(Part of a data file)
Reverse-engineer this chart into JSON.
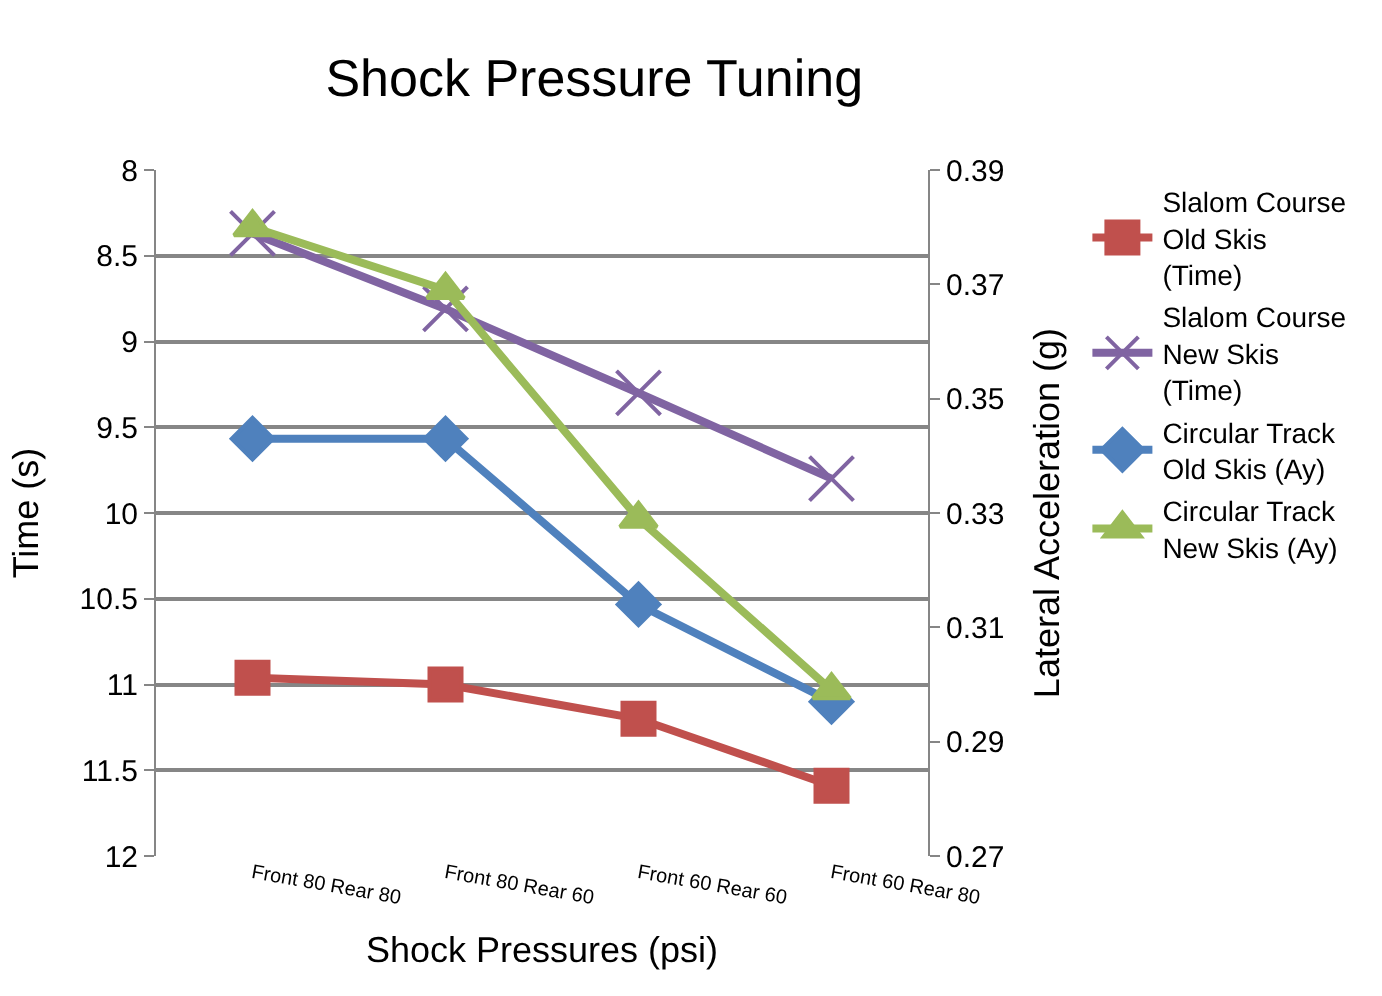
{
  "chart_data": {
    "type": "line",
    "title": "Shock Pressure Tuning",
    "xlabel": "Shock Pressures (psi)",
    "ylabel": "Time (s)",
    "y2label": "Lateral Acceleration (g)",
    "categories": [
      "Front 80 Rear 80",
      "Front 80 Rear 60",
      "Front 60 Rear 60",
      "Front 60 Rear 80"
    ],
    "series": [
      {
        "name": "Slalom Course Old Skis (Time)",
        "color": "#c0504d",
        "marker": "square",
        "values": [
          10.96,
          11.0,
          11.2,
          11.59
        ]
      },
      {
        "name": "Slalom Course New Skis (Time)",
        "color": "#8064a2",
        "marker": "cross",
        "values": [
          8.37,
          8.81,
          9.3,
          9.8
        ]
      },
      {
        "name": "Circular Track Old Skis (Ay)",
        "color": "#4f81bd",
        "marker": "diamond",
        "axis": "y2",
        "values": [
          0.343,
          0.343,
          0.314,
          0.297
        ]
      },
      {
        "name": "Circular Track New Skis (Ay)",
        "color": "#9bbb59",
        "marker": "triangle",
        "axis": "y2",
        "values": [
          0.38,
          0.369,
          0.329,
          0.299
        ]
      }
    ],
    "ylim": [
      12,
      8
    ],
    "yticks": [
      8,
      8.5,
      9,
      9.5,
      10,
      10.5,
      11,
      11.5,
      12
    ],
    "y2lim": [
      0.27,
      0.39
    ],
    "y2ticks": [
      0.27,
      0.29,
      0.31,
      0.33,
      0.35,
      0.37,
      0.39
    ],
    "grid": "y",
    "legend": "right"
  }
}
--
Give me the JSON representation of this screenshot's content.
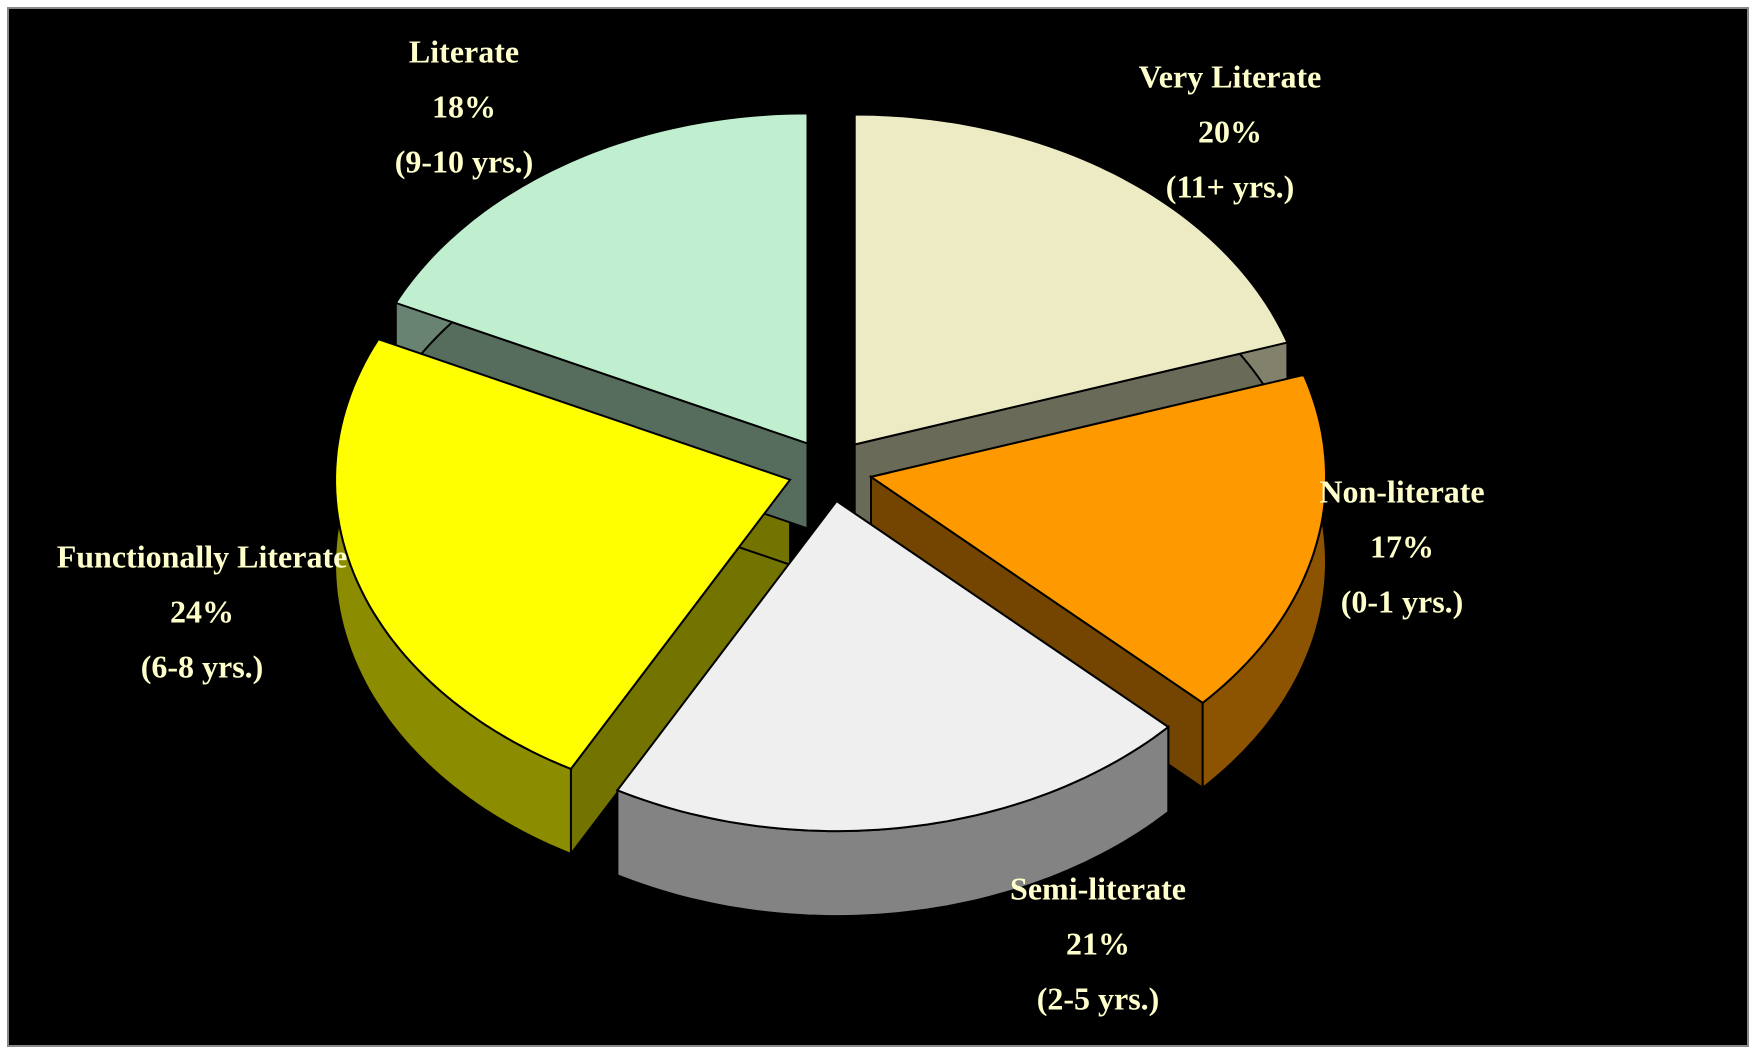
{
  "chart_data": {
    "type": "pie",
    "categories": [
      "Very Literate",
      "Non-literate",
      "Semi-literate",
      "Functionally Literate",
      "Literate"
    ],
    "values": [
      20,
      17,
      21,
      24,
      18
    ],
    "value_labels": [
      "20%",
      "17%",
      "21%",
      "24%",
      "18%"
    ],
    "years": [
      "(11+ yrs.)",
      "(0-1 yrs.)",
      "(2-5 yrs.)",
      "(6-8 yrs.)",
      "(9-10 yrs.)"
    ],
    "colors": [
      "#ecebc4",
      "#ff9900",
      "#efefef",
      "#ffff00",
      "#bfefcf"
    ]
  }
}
* * *
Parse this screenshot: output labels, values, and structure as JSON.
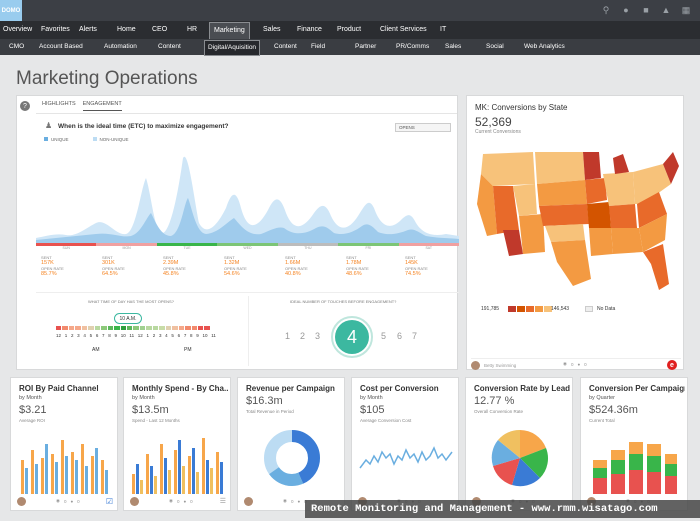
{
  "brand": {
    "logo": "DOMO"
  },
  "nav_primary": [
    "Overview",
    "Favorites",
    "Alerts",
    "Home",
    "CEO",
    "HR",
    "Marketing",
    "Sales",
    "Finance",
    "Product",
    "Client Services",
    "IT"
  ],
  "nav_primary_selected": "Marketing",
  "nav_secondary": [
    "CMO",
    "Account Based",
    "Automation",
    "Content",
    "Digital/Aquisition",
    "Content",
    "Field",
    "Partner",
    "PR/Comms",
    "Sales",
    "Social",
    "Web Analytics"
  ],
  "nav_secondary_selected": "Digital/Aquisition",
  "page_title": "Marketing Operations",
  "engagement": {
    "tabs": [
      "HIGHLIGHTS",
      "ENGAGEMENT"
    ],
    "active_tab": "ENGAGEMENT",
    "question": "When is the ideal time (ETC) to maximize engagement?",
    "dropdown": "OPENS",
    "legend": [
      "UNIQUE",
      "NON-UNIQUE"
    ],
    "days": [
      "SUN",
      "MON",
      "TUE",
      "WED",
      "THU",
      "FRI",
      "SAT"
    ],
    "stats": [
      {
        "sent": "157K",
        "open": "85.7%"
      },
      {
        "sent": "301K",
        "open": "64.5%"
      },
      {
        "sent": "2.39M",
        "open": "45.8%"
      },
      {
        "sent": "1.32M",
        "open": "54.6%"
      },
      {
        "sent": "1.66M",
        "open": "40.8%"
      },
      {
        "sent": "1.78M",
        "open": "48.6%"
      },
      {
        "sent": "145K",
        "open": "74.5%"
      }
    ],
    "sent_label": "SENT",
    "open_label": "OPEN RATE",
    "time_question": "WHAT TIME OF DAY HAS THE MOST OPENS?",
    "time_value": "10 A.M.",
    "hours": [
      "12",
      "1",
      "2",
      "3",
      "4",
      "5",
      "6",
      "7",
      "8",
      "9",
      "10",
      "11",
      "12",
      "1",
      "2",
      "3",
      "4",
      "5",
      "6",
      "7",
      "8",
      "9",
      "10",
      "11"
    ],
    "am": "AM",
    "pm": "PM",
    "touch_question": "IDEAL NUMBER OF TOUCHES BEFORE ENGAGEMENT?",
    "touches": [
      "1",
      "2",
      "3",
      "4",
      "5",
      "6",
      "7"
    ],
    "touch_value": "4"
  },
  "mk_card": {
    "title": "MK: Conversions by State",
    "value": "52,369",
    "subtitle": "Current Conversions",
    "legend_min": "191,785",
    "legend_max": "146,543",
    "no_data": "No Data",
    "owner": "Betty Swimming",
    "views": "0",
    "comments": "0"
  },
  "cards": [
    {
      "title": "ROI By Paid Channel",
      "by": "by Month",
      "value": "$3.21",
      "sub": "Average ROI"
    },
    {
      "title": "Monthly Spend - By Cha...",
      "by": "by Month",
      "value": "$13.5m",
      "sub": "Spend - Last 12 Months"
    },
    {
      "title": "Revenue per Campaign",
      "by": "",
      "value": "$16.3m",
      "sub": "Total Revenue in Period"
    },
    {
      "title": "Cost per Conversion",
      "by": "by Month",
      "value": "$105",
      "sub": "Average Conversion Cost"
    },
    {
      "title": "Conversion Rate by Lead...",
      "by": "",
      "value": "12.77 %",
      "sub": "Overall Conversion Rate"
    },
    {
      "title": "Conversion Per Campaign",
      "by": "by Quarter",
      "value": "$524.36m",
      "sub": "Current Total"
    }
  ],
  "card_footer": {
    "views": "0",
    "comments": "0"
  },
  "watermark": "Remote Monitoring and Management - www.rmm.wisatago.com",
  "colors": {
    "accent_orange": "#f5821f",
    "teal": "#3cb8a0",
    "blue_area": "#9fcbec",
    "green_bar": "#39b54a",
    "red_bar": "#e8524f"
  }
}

- [Given task]: Copy each line of the entries that includes the word "marker".

- [Output below]:
        "marker": "square",
        "marker": "cross",
        "marker": "diamond",
        "marker": "triangle",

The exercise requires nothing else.